▶ Instructions for the task:
Retype the complete listing exactly as it appears.

▶ Records for this exercise:
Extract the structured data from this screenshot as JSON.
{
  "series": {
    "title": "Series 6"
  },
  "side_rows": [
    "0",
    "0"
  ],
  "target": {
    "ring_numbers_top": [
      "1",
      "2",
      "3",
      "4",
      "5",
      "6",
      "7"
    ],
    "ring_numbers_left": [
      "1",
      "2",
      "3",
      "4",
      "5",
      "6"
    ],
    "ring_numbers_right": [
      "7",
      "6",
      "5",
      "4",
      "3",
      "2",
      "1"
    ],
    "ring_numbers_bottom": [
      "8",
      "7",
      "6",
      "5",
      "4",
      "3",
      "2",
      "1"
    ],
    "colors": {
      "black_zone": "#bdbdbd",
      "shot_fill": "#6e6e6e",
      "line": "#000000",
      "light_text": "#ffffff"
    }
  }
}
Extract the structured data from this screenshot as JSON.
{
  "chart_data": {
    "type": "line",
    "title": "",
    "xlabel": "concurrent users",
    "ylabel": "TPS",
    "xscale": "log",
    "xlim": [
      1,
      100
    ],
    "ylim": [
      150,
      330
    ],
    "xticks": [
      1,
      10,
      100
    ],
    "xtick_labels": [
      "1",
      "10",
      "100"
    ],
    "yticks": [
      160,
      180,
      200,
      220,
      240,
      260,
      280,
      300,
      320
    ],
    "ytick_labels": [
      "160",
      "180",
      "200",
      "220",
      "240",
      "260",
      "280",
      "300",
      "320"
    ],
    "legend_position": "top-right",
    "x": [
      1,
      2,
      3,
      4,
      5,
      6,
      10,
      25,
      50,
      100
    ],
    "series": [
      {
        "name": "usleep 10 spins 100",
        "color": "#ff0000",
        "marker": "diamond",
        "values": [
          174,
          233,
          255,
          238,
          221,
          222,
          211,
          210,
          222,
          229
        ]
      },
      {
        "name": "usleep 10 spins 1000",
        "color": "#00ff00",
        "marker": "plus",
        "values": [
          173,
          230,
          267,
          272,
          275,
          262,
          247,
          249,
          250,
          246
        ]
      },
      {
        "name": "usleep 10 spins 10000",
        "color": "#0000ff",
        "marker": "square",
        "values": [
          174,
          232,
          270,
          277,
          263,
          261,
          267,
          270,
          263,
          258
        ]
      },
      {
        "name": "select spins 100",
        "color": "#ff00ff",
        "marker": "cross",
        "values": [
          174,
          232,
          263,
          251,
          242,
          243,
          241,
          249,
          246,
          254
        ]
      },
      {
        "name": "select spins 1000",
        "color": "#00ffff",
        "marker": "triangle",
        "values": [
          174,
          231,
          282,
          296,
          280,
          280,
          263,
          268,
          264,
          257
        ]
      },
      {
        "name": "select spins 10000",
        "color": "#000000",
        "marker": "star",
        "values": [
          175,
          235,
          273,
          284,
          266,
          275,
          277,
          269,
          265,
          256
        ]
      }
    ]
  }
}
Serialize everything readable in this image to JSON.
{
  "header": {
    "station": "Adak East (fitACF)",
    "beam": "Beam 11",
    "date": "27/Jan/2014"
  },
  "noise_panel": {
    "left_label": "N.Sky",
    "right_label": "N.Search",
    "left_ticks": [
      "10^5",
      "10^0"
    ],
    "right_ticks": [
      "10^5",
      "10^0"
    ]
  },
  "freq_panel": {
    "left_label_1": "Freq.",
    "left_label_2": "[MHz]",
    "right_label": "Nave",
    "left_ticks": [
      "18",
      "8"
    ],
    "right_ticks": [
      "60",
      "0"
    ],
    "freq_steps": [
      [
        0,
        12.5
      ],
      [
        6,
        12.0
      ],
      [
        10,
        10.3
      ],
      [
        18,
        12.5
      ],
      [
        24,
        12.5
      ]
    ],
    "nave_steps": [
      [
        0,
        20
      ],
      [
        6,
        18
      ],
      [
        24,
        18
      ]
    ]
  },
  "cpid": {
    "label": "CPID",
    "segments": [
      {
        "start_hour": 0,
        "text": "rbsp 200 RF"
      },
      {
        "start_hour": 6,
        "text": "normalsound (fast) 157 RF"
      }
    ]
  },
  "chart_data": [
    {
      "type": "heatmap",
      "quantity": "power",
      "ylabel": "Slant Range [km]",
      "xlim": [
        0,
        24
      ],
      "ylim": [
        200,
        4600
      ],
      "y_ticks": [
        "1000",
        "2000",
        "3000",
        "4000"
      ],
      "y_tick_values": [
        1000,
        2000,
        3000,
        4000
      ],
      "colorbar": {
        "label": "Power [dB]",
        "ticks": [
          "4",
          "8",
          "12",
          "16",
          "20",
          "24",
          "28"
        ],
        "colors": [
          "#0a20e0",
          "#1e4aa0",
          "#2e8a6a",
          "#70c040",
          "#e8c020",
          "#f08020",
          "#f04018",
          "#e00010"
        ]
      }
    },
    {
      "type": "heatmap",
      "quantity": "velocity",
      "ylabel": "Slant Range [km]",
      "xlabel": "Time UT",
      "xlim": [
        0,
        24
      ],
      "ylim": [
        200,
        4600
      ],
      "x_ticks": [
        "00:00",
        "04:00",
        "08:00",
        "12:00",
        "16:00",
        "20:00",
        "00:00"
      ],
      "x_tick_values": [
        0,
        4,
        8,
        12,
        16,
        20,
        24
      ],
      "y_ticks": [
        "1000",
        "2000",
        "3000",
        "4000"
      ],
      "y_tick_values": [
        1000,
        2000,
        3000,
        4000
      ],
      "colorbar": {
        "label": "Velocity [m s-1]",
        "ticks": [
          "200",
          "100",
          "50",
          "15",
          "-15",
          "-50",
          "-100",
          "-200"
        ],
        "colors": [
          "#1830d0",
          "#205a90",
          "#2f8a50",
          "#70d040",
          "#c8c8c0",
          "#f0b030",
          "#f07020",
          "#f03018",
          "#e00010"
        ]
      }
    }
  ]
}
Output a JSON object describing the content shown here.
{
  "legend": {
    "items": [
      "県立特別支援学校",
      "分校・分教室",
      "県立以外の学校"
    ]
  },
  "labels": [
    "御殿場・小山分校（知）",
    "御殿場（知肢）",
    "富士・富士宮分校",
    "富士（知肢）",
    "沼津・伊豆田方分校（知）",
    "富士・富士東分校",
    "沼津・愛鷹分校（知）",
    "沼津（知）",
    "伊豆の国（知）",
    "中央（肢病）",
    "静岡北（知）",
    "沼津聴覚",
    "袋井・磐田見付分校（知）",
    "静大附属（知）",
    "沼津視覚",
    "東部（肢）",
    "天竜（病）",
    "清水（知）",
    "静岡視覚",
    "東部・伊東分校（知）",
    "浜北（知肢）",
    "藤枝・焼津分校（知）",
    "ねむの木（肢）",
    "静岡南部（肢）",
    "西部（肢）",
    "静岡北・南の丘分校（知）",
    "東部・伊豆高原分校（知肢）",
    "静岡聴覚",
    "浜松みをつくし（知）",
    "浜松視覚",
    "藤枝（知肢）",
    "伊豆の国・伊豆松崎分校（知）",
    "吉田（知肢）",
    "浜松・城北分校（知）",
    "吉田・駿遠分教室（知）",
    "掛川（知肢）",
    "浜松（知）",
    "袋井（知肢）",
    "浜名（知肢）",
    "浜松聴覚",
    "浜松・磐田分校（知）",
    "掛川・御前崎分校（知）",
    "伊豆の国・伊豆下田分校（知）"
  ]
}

▶ Exercise response:
Extract the structured data from this screenshot as JSON.
{
  "series": {
    "title": "Series 6"
  },
  "side_rows": [
    "0",
    "0"
  ],
  "target": {
    "ring_numbers_top": [
      "1",
      "2",
      "3",
      "4",
      "5",
      "6",
      "7"
    ],
    "ring_numbers_left": [
      "1",
      "2",
      "3",
      "4",
      "5",
      "6"
    ],
    "ring_numbers_right": [
      "7",
      "6",
      "5",
      "4",
      "3",
      "2",
      "1"
    ],
    "ring_numbers_bottom": [
      "8",
      "7",
      "6",
      "5",
      "4",
      "3",
      "2",
      "1"
    ],
    "colors": {
      "black_zone": "#bdbdbd",
      "shot_fill": "#6e6e6e",
      "line": "#000000",
      "light_text": "#ffffff"
    }
  }
}
Extract the structured data from this screenshot as JSON.
{
  "chart_data": {
    "type": "line",
    "title": "",
    "xlabel": "concurrent users",
    "ylabel": "TPS",
    "xscale": "log",
    "xlim": [
      1,
      100
    ],
    "ylim": [
      150,
      330
    ],
    "xticks": [
      1,
      10,
      100
    ],
    "xtick_labels": [
      "1",
      "10",
      "100"
    ],
    "yticks": [
      160,
      180,
      200,
      220,
      240,
      260,
      280,
      300,
      320
    ],
    "ytick_labels": [
      "160",
      "180",
      "200",
      "220",
      "240",
      "260",
      "280",
      "300",
      "320"
    ],
    "legend_position": "top-right",
    "x": [
      1,
      2,
      3,
      4,
      5,
      6,
      10,
      25,
      50,
      100
    ],
    "series": [
      {
        "name": "usleep 10 spins 100",
        "color": "#ff0000",
        "marker": "diamond",
        "values": [
          174,
          233,
          255,
          238,
          221,
          222,
          211,
          210,
          222,
          229
        ]
      },
      {
        "name": "usleep 10 spins 1000",
        "color": "#00ff00",
        "marker": "plus",
        "values": [
          173,
          230,
          267,
          272,
          275,
          262,
          247,
          249,
          250,
          246
        ]
      },
      {
        "name": "usleep 10 spins 10000",
        "color": "#0000ff",
        "marker": "square",
        "values": [
          174,
          232,
          270,
          277,
          263,
          261,
          267,
          270,
          263,
          258
        ]
      },
      {
        "name": "select spins 100",
        "color": "#ff00ff",
        "marker": "cross",
        "values": [
          174,
          232,
          263,
          251,
          242,
          243,
          241,
          249,
          246,
          254
        ]
      },
      {
        "name": "select spins 1000",
        "color": "#00ffff",
        "marker": "triangle",
        "values": [
          174,
          231,
          282,
          296,
          280,
          280,
          263,
          268,
          264,
          257
        ]
      },
      {
        "name": "select spins 10000",
        "color": "#000000",
        "marker": "star",
        "values": [
          175,
          235,
          273,
          284,
          266,
          275,
          277,
          269,
          265,
          256
        ]
      }
    ]
  }
}
Serialize everything readable in this image to JSON.
{
  "header": {
    "station": "Adak East (fitACF)",
    "beam": "Beam 11",
    "date": "27/Jan/2014"
  },
  "noise_panel": {
    "left_label": "N.Sky",
    "right_label": "N.Search",
    "left_ticks": [
      "10^5",
      "10^0"
    ],
    "right_ticks": [
      "10^5",
      "10^0"
    ]
  },
  "freq_panel": {
    "left_label_1": "Freq.",
    "left_label_2": "[MHz]",
    "right_label": "Nave",
    "left_ticks": [
      "18",
      "8"
    ],
    "right_ticks": [
      "60",
      "0"
    ],
    "freq_steps": [
      [
        0,
        12.5
      ],
      [
        6,
        12.0
      ],
      [
        10,
        10.3
      ],
      [
        18,
        12.5
      ],
      [
        24,
        12.5
      ]
    ],
    "nave_steps": [
      [
        0,
        20
      ],
      [
        6,
        18
      ],
      [
        24,
        18
      ]
    ]
  },
  "cpid": {
    "label": "CPID",
    "segments": [
      {
        "start_hour": 0,
        "text": "rbsp 200 RF"
      },
      {
        "start_hour": 6,
        "text": "normalsound (fast) 157 RF"
      }
    ]
  },
  "chart_data": [
    {
      "type": "heatmap",
      "quantity": "power",
      "ylabel": "Slant Range [km]",
      "xlim": [
        0,
        24
      ],
      "ylim": [
        200,
        4600
      ],
      "y_ticks": [
        "1000",
        "2000",
        "3000",
        "4000"
      ],
      "y_tick_values": [
        1000,
        2000,
        3000,
        4000
      ],
      "colorbar": {
        "label": "Power [dB]",
        "ticks": [
          "4",
          "8",
          "12",
          "16",
          "20",
          "24",
          "28"
        ],
        "colors": [
          "#0a20e0",
          "#1e4aa0",
          "#2e8a6a",
          "#70c040",
          "#e8c020",
          "#f08020",
          "#f04018",
          "#e00010"
        ]
      }
    },
    {
      "type": "heatmap",
      "quantity": "velocity",
      "ylabel": "Slant Range [km]",
      "xlabel": "Time UT",
      "xlim": [
        0,
        24
      ],
      "ylim": [
        200,
        4600
      ],
      "x_ticks": [
        "00:00",
        "04:00",
        "08:00",
        "12:00",
        "16:00",
        "20:00",
        "00:00"
      ],
      "x_tick_values": [
        0,
        4,
        8,
        12,
        16,
        20,
        24
      ],
      "y_ticks": [
        "1000",
        "2000",
        "3000",
        "4000"
      ],
      "y_tick_values": [
        1000,
        2000,
        3000,
        4000
      ],
      "colorbar": {
        "label": "Velocity [m s-1]",
        "ticks": [
          "200",
          "100",
          "50",
          "15",
          "-15",
          "-50",
          "-100",
          "-200"
        ],
        "colors": [
          "#1830d0",
          "#205a90",
          "#2f8a50",
          "#70d040",
          "#c8c8c0",
          "#f0b030",
          "#f07020",
          "#f03018",
          "#e00010"
        ]
      }
    }
  ]
}
Output a JSON object describing the content shown here.
{
  "legend": {
    "items": [
      "県立特別支援学校",
      "分校・分教室",
      "県立以外の学校"
    ]
  },
  "labels": [
    "御殿場・小山分校（知）",
    "御殿場（知肢）",
    "富士・富士宮分校",
    "富士（知肢）",
    "沼津・伊豆田方分校（知）",
    "富士・富士東分校",
    "沼津・愛鷹分校（知）",
    "沼津（知）",
    "伊豆の国（知）",
    "中央（肢病）",
    "静岡北（知）",
    "沼津聴覚",
    "袋井・磐田見付分校（知）",
    "静大附属（知）",
    "沼津視覚",
    "東部（肢）",
    "天竜（病）",
    "清水（知）",
    "静岡視覚",
    "東部・伊東分校（知）",
    "浜北（知肢）",
    "藤枝・焼津分校（知）",
    "ねむの木（肢）",
    "静岡南部（肢）",
    "西部（肢）",
    "静岡北・南の丘分校（知）",
    "東部・伊豆高原分校（知肢）",
    "静岡聴覚",
    "浜松みをつくし（知）",
    "浜松視覚",
    "藤枝（知肢）",
    "伊豆の国・伊豆松崎分校（知）",
    "吉田（知肢）",
    "浜松・城北分校（知）",
    "吉田・駿遠分教室（知）",
    "掛川（知肢）",
    "浜松（知）",
    "袋井（知肢）",
    "浜名（知肢）",
    "浜松聴覚",
    "浜松・磐田分校（知）",
    "掛川・御前崎分校（知）",
    "伊豆の国・伊豆下田分校（知）"
  ]
}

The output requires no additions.